* [Tarefa]
Para cada afirmação abaixo, indique se concorda com o texto sobre o espaçamento das doses da vacina, respondendo sim ou não e citando literalmente as palavras do texto que decidem a resposta.
1. A estratégia descrita prevê a administração da segunda dose após um período de três meses.
2. O estudo foi desenhado com o objetivo de avaliar o espaçamento mais alargado da vacinação.
3. Os intervalos de erro nas medições são pequenos e não se sobrepõem.

* [Texto selecionado]
Os programas de vacinação com o objetivo de vacinar uma grande proporção da população com uma única dose, com uma segunda dose administrada após um período de três meses, podem ser uma estratégia eficaz para reduzir a doença e podem ser ideais para o lançamento de uma vacina contra a pandemia quando os fornecimentos a curto prazo são limitados”, escrevem os autores.

A grande limitação para este tipo de conclusões, como os próprios autores admitem, é que o estudo não foi desenhado com o objetivo de avaliar este espaçamento mais alargado da vacinação, antes aproveitou alguns percalços que aconteceram nos ensaios clínicos. Além disso, os intervalos de erro nas medições são muito grandes e sobrepõem-se, o que torna mais difícil chegar a uma conclusão fidedigna.

* [Itens fornecidos]

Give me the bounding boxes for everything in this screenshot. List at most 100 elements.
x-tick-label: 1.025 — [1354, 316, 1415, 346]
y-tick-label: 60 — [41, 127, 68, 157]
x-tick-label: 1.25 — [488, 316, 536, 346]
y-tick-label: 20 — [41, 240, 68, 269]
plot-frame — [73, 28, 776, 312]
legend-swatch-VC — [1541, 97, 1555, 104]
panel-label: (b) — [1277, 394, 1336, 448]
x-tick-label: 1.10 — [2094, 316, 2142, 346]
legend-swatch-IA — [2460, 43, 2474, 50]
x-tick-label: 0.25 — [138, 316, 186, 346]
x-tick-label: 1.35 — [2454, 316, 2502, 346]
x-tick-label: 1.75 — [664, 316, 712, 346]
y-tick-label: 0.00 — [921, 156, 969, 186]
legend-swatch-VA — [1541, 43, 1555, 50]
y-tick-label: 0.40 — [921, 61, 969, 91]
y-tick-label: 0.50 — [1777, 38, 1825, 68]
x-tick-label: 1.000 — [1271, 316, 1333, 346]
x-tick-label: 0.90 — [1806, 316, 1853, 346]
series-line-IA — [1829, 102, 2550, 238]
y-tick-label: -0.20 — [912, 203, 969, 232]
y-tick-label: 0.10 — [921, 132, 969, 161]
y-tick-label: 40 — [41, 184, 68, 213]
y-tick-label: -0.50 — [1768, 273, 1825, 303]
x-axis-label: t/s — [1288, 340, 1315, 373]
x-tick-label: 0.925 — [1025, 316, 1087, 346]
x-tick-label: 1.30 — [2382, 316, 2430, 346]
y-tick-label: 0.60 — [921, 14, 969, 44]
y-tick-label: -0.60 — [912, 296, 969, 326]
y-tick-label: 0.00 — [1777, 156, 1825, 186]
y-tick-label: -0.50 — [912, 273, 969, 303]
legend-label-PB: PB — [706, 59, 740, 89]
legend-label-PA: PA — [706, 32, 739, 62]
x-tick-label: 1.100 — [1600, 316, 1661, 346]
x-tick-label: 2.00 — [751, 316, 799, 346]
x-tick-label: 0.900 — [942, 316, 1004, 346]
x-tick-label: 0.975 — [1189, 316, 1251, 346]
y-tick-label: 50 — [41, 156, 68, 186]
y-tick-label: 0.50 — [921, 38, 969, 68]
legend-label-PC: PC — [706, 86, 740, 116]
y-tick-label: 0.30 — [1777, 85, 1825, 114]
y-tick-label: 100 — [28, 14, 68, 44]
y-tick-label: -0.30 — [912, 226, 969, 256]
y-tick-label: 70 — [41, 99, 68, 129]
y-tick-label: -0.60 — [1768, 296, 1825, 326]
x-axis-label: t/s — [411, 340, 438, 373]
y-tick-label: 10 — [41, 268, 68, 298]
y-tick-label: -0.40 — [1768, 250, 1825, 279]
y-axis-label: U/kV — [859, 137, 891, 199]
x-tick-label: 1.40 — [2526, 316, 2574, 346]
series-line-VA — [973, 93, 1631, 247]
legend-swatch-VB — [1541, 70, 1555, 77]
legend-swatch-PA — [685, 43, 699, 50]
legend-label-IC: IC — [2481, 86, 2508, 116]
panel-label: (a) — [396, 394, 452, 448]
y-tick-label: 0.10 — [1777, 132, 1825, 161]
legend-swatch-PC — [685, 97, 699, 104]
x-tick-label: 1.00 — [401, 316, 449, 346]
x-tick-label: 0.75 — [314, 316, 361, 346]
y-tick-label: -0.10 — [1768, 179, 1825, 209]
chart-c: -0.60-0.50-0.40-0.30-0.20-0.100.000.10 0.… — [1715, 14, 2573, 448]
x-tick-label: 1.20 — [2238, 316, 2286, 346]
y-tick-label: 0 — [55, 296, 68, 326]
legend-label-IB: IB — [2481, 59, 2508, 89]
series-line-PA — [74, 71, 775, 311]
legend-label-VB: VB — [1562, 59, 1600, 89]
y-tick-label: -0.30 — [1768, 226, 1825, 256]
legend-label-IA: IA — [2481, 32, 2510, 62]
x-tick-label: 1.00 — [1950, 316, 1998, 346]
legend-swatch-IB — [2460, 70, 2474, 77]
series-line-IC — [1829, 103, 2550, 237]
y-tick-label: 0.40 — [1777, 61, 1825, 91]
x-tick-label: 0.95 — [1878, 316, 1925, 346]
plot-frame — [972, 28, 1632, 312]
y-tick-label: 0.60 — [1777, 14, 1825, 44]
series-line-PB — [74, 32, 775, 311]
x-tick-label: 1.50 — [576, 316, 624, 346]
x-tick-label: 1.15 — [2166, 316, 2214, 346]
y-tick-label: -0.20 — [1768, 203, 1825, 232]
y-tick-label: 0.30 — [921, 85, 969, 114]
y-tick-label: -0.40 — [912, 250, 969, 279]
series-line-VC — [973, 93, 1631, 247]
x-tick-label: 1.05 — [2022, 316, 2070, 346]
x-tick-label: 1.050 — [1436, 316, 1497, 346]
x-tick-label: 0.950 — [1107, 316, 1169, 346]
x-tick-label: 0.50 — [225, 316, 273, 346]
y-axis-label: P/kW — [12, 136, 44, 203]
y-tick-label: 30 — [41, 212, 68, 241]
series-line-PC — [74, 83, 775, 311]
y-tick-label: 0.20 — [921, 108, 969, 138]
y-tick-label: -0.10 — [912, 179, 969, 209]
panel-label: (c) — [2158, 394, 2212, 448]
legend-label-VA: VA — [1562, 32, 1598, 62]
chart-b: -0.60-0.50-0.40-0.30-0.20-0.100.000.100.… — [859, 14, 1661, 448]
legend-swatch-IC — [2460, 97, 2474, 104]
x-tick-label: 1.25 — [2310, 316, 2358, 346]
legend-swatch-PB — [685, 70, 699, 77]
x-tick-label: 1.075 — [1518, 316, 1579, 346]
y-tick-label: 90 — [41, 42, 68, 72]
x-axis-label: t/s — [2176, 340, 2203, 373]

* [Resposta]
1. Sim: "com uma segunda dose administrada após um período de três meses".
2. Não: "o estudo não foi desenhado com o objetivo de avaliar este espaçamento mais alargado da vacinação".
3. Não: "os intervalos de erro nas medições são muito grandes e sobrepõem-se".